• Directions for this task: For this exercise, copy out each line of the material below that includes "resources".

[BEGIN Recorded data]

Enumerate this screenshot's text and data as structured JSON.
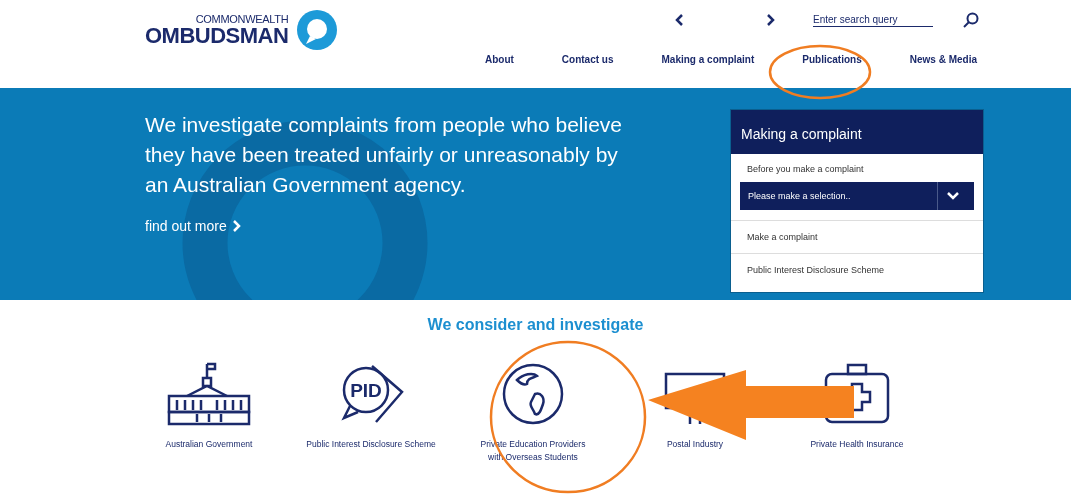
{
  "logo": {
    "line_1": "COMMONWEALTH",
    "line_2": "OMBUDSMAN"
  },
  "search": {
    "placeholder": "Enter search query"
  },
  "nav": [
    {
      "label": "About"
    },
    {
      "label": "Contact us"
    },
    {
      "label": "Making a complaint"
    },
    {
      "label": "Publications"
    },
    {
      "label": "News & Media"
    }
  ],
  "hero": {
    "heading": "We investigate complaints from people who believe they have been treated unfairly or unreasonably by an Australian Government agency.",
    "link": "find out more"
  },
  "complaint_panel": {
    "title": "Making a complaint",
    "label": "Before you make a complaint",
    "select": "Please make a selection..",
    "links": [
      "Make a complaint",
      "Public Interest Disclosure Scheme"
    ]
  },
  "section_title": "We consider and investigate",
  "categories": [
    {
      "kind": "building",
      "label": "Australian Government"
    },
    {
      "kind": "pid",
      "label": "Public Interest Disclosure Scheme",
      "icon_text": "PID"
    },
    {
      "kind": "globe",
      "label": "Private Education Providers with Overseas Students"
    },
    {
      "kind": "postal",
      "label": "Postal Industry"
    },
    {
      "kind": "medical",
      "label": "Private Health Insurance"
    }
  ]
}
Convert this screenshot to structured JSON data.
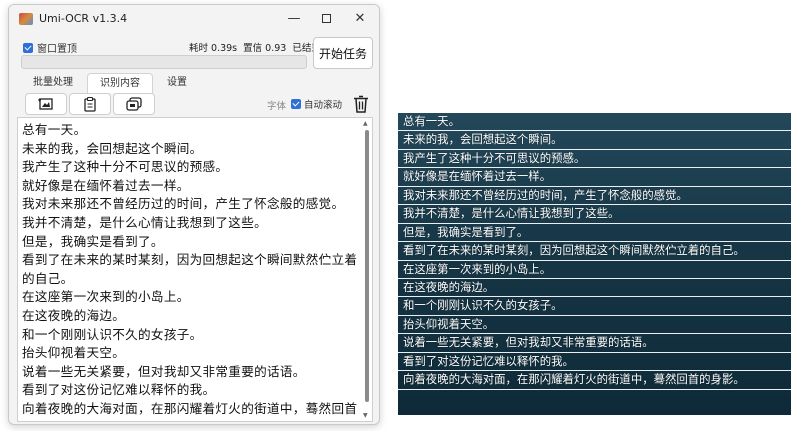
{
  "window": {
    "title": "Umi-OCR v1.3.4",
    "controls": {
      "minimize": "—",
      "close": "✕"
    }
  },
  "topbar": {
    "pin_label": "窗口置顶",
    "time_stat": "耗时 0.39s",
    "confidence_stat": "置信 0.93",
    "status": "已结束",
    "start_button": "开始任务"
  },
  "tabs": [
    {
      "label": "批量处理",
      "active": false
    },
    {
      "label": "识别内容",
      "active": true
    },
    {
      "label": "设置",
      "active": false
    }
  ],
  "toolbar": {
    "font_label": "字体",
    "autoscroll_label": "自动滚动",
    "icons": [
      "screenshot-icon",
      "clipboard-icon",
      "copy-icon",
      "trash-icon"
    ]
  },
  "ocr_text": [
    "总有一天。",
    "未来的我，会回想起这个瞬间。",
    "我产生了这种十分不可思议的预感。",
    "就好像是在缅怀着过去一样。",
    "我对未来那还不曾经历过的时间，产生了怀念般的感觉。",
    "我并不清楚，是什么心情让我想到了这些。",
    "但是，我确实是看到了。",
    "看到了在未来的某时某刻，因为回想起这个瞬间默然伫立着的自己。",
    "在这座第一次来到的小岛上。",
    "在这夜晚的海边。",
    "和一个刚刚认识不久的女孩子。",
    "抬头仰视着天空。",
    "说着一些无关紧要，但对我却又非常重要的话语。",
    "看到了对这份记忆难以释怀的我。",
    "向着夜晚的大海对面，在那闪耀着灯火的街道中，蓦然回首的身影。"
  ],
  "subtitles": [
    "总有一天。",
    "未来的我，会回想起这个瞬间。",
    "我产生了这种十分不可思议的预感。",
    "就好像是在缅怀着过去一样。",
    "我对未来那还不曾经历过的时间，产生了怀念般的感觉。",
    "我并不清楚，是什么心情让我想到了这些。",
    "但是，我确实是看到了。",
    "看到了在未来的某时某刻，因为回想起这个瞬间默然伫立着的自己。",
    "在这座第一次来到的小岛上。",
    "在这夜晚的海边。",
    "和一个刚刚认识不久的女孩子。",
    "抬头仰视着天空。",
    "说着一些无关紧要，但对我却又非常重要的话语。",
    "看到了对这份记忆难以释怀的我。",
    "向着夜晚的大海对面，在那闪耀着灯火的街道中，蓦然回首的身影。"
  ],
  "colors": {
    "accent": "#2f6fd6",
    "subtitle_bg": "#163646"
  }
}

[END Recorded data]
[BEGIN Recorded data]

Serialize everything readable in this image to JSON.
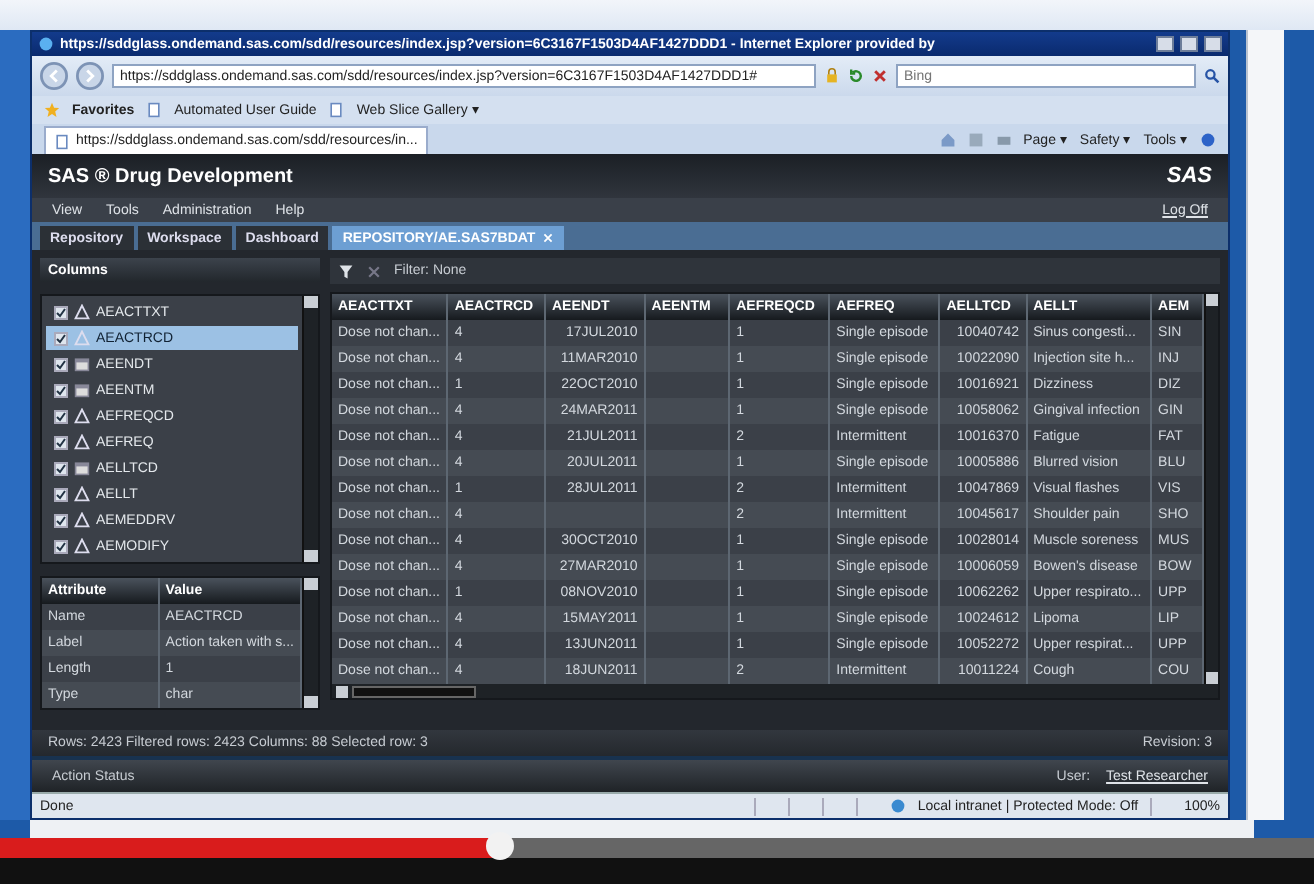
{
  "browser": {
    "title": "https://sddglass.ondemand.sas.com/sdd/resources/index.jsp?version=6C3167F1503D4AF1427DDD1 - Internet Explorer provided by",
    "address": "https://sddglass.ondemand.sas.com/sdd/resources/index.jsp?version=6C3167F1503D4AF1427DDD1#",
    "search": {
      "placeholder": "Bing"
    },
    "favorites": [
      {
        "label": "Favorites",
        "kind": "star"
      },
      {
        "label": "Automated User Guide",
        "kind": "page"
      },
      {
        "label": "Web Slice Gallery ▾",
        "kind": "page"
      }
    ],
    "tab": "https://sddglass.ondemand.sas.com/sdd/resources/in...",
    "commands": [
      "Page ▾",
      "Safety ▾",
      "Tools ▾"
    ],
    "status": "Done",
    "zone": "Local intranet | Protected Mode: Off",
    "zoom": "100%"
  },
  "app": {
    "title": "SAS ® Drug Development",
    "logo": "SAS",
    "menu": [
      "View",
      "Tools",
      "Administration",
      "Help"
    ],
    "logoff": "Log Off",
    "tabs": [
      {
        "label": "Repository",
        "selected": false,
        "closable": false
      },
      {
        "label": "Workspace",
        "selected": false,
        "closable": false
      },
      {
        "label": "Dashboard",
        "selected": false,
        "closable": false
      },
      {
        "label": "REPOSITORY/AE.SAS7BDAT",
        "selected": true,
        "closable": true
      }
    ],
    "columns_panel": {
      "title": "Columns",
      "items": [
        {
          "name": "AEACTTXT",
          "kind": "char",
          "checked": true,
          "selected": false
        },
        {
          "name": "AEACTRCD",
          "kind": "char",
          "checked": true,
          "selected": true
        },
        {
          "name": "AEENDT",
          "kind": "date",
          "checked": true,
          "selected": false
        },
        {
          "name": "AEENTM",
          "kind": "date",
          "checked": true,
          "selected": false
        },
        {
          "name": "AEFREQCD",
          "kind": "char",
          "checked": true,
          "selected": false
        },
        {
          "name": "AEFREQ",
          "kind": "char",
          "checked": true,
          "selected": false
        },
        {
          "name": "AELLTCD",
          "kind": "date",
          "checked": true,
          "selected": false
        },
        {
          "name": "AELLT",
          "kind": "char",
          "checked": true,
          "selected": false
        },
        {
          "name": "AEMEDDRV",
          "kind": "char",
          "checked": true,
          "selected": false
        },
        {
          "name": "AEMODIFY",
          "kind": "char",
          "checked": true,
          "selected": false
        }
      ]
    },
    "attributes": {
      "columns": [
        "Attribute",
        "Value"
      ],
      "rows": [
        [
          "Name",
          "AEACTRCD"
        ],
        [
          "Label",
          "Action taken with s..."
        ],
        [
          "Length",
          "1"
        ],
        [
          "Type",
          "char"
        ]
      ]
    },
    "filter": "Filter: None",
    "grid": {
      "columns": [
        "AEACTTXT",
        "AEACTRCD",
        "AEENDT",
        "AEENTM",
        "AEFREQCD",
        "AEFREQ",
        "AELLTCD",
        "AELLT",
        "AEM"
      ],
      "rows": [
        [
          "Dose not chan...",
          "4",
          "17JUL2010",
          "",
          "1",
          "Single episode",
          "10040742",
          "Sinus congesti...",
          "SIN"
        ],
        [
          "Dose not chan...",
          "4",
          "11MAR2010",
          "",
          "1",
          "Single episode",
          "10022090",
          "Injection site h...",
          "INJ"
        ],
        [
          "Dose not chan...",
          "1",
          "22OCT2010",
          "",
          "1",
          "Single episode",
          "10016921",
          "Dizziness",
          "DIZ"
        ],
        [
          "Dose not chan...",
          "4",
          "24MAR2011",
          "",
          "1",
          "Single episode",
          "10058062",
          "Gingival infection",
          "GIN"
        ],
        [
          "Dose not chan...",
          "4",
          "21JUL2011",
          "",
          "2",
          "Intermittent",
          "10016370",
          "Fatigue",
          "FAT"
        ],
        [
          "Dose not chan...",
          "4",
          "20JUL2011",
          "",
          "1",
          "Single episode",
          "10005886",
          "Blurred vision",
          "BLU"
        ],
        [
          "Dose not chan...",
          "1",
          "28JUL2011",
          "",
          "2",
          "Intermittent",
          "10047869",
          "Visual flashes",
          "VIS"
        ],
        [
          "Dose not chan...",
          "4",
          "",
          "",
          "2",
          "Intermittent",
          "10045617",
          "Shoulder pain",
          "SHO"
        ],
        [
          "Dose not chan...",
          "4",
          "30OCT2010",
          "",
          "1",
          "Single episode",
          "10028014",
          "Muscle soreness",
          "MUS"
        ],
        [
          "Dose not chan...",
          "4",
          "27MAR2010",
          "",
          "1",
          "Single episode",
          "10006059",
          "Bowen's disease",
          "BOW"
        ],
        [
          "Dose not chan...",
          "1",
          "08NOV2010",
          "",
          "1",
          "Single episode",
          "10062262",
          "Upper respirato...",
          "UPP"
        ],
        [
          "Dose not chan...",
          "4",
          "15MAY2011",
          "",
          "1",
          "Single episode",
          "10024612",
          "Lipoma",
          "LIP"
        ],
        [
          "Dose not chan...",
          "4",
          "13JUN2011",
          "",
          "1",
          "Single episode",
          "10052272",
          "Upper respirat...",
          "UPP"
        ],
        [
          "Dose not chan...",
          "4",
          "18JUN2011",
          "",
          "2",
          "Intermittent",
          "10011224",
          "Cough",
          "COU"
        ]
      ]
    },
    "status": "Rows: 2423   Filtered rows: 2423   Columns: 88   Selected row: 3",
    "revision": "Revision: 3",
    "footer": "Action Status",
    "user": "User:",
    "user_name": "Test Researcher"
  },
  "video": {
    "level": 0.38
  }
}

[END Recorded data]

• Solution for this task:
    "title": "https://sddglass.ondemand.sas.com/sdd/resources/index.jsp?version=6C3167F1503D4AF1427DDD1 - Internet Explorer provided by",
    "address": "https://sddglass.ondemand.sas.com/sdd/resources/index.jsp?version=6C3167F1503D4AF1427DDD1#",
    "tab": "https://sddglass.ondemand.sas.com/sdd/resources/in...",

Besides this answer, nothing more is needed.